SHORT PROBLEM: Reproduce every entry that follows word for word, but omit the images.

┌─ AVAILABLE RECORDS

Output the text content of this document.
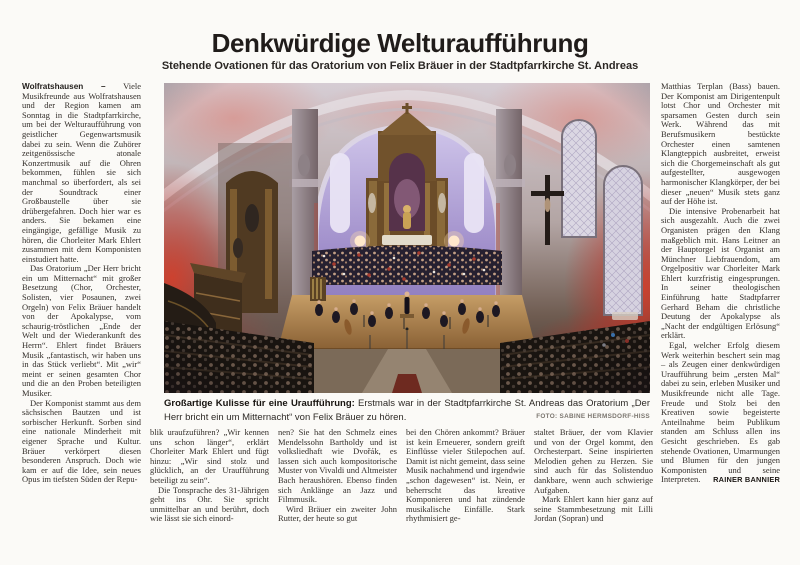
Denkwürdige Welturaufführung
Stehende Ovationen für das Oratorium von Felix Bräuer in der Stadtpfarrkirche St. Andreas

Wolfratshausen – Viele Musikfreunde aus Wolfratshausen und der Region kamen am Sonntag in die Stadtpfarrkirche, um bei der Welturaufführung von geistlicher Gegenwartsmusik dabei zu sein. Wenn die Zuhörer zeitgenössische atonale Konzertmusik auf die Ohren bekommen, fühlen sie sich manchmal so überfordert, als sei der Soundtrack einer Großbaustelle über sie drübergefahren. Doch hier war es anders. Sie bekamen eine eingängige, gefällige Musik zu hören, die Chorleiter Mark Ehlert zusammen mit dem Komponisten einstudiert hatte.

Das Oratorium „Der Herr bricht ein um Mitternacht“ mit großer Besetzung (Chor, Orchester, Solisten, vier Posaunen, zwei Orgeln) von Felix Bräuer handelt von der Apokalypse, vom schaurig-tröstlichen „Ende der Welt und der Wiederankunft des Herrn“. Ehlert findet Bräuers Musik „fantastisch, wir haben uns in das Stück verliebt“. Mit „wir“ meint er seinen gesamten Chor und die an den Proben beteiligten Musiker.

Der Komponist stammt aus dem sächsischen Bautzen und ist sorbischer Herkunft. Sorben sind eine nationale Minderheit mit eigener Sprache und Kultur. Bräuer verkörpert diesen besonderen Anspruch. Doch wie kam er auf die Idee, sein neues Opus im tiefsten Süden der Repu-

Großartige Kulisse für eine Uraufführung: Erstmals war in der Stadtpfarrkirche St. Andreas das Oratorium „Der Herr bricht ein um Mitternacht“ von Felix Bräuer zu hören.	FOTO: SABINE HERMSDORF-HISS

blik uraufzuführen? „Wir kennen uns schon länger“, erklärt Chorleiter Mark Ehlert und fügt hinzu: „Wir sind stolz und glücklich, an der Uraufführung beteiligt zu sein“.

Die Tonsprache des 31-Jährigen geht ins Ohr. Sie spricht unmittelbar an und berührt, doch wie lässt sie sich einord-

nen? Sie hat den Schmelz eines Mendelssohn Bartholdy und ist volksliedhaft wie Dvořák, es lassen sich auch kompositorische Muster von Vivaldi und Altmeister Bach heraushören. Ebenso finden sich Anklänge an Jazz und Filmmusik.

Wird Bräuer ein zweiter John Rutter, der heute so gut

bei den Chören ankommt? Bräuer ist kein Erneuerer, sondern greift Einflüsse vieler Stilepochen auf. Damit ist nicht gemeint, dass seine Musik nachahmend und irgendwie „schon dagewesen“ ist. Nein, er beherrscht das kreative Komponieren und hat zündende musikalische Einfälle. Stark rhythmisiert ge-

staltet Bräuer, der vom Klavier und von der Orgel kommt, den Orchesterpart. Seine inspirierten Melodien gehen zu Herzen. Sie sind auch für das Solistenduo dankbare, wenn auch schwierige Aufgaben.

Mark Ehlert kann hier ganz auf seine Stammbesetzung mit Lilli Jordan (Sopran) und

Matthias Terplan (Bass) bauen. Der Komponist am Dirigentenpult lotst Chor und Orchester mit sparsamen Gesten durch sein Werk. Während das mit Berufsmusikern bestückte Orchester einen samtenen Klangteppich ausbreitet, erweist sich die Chorgemeinschaft als gut aufgestellter, ausgewogen harmonischer Klangkörper, der bei dieser „neuen“ Musik stets ganz auf der Höhe ist.

Die intensive Probenarbeit hat sich ausgezahlt. Auch die zwei Organisten prägen den Klang maßgeblich mit. Hans Leitner an der Hauptorgel ist Organist am Münchner Liebfrauendom, am Orgelpositiv war Chorleiter Mark Ehlert kurzfristig eingesprungen. In seiner theologischen Einführung hatte Stadtpfarrer Gerhard Beham die christliche Deutung der Apokalypse als „Nacht der endgültigen Erlösung“ erklärt.

Egal, welcher Erfolg diesem Werk weiterhin beschert sein mag – als Zeugen einer denkwürdigen Uraufführung beim „ersten Mal“ dabei zu sein, erleben Musiker und Musikfreunde nicht alle Tage. Freude und Stolz bei den Kreativen sowie begeisterte Anteilnahme beim Publikum standen am Schluss allen ins Gesicht geschrieben. Es gab stehende Ovationen, Umarmungen und Blumen für den jungen Komponisten und seine Interpreten.	RAINER BANNIER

└─

IN RESPONSE:
Output the text content of this document.
Denkwürdige Welturaufführung
Stehende Ovationen für das Oratorium von Felix Bräuer in der Stadtpfarrkirche St. Andreas

Wolfratshausen – Viele Musikfreunde aus Wolfratshausen und der Region kamen am Sonntag in die Stadtpfarrkirche, um bei der Welturaufführung von geistlicher Gegenwartsmusik dabei zu sein. Wenn die Zuhörer zeitgenössische atonale Konzertmusik auf die Ohren bekommen, fühlen sie sich manchmal so überfordert, als sei der Soundtrack einer Großbaustelle über sie drübergefahren. Doch hier war es anders. Sie bekamen eine eingängige, gefällige Musik zu hören, die Chorleiter Mark Ehlert zusammen mit dem Komponisten einstudiert hatte.

Das Oratorium „Der Herr bricht ein um Mitternacht“ mit großer Besetzung (Chor, Orchester, Solisten, vier Posaunen, zwei Orgeln) von Felix Bräuer handelt von der Apokalypse, vom schaurig-tröstlichen „Ende der Welt und der Wiederankunft des Herrn“. Ehlert findet Bräuers Musik „fantastisch, wir haben uns in das Stück verliebt“. Mit „wir“ meint er seinen gesamten Chor und die an den Proben beteiligten Musiker.

Der Komponist stammt aus dem sächsischen Bautzen und ist sorbischer Herkunft. Sorben sind eine nationale Minderheit mit eigener Sprache und Kultur. Bräuer verkörpert diesen besonderen Anspruch. Doch wie kam er auf die Idee, sein neues Opus im tiefsten Süden der Repu-

Großartige Kulisse für eine Uraufführung: Erstmals war in der Stadtpfarrkirche St. Andreas das Oratorium „Der Herr bricht ein um Mitternacht“ von Felix Bräuer zu hören.	FOTO: SABINE HERMSDORF-HISS

blik uraufzuführen? „Wir kennen uns schon länger“, erklärt Chorleiter Mark Ehlert und fügt hinzu: „Wir sind stolz und glücklich, an der Uraufführung beteiligt zu sein“.

Die Tonsprache des 31-Jährigen geht ins Ohr. Sie spricht unmittelbar an und berührt, doch wie lässt sie sich einord-

nen? Sie hat den Schmelz eines Mendelssohn Bartholdy und ist volksliedhaft wie Dvořák, es lassen sich auch kompositorische Muster von Vivaldi und Altmeister Bach heraushören. Ebenso finden sich Anklänge an Jazz und Filmmusik.

Wird Bräuer ein zweiter John Rutter, der heute so gut

bei den Chören ankommt? Bräuer ist kein Erneuerer, sondern greift Einflüsse vieler Stilepochen auf. Damit ist nicht gemeint, dass seine Musik nachahmend und irgendwie „schon dagewesen“ ist. Nein, er beherrscht das kreative Komponieren und hat zündende musikalische Einfälle. Stark rhythmisiert ge-

staltet Bräuer, der vom Klavier und von der Orgel kommt, den Orchesterpart. Seine inspirierten Melodien gehen zu Herzen. Sie sind auch für das Solistenduo dankbare, wenn auch schwierige Aufgaben.

Mark Ehlert kann hier ganz auf seine Stammbesetzung mit Lilli Jordan (Sopran) und

Matthias Terplan (Bass) bauen. Der Komponist am Dirigentenpult lotst Chor und Orchester mit sparsamen Gesten durch sein Werk. Während das mit Berufsmusikern bestückte Orchester einen samtenen Klangteppich ausbreitet, erweist sich die Chorgemeinschaft als gut aufgestellter, ausgewogen harmonischer Klangkörper, der bei dieser „neuen“ Musik stets ganz auf der Höhe ist.

Die intensive Probenarbeit hat sich ausgezahlt. Auch die zwei Organisten prägen den Klang maßgeblich mit. Hans Leitner an der Hauptorgel ist Organist am Münchner Liebfrauendom, am Orgelpositiv war Chorleiter Mark Ehlert kurzfristig eingesprungen. In seiner theologischen Einführung hatte Stadtpfarrer Gerhard Beham die christliche Deutung der Apokalypse als „Nacht der endgültigen Erlösung“ erklärt.

Egal, welcher Erfolg diesem Werk weiterhin beschert sein mag – als Zeugen einer denkwürdigen Uraufführung beim „ersten Mal“ dabei zu sein, erleben Musiker und Musikfreunde nicht alle Tage. Freude und Stolz bei den Kreativen sowie begeisterte Anteilnahme beim Publikum standen am Schluss allen ins Gesicht geschrieben. Es gab stehende Ovationen, Umarmungen und Blumen für den jungen Komponisten und seine Interpreten.	RAINER BANNIER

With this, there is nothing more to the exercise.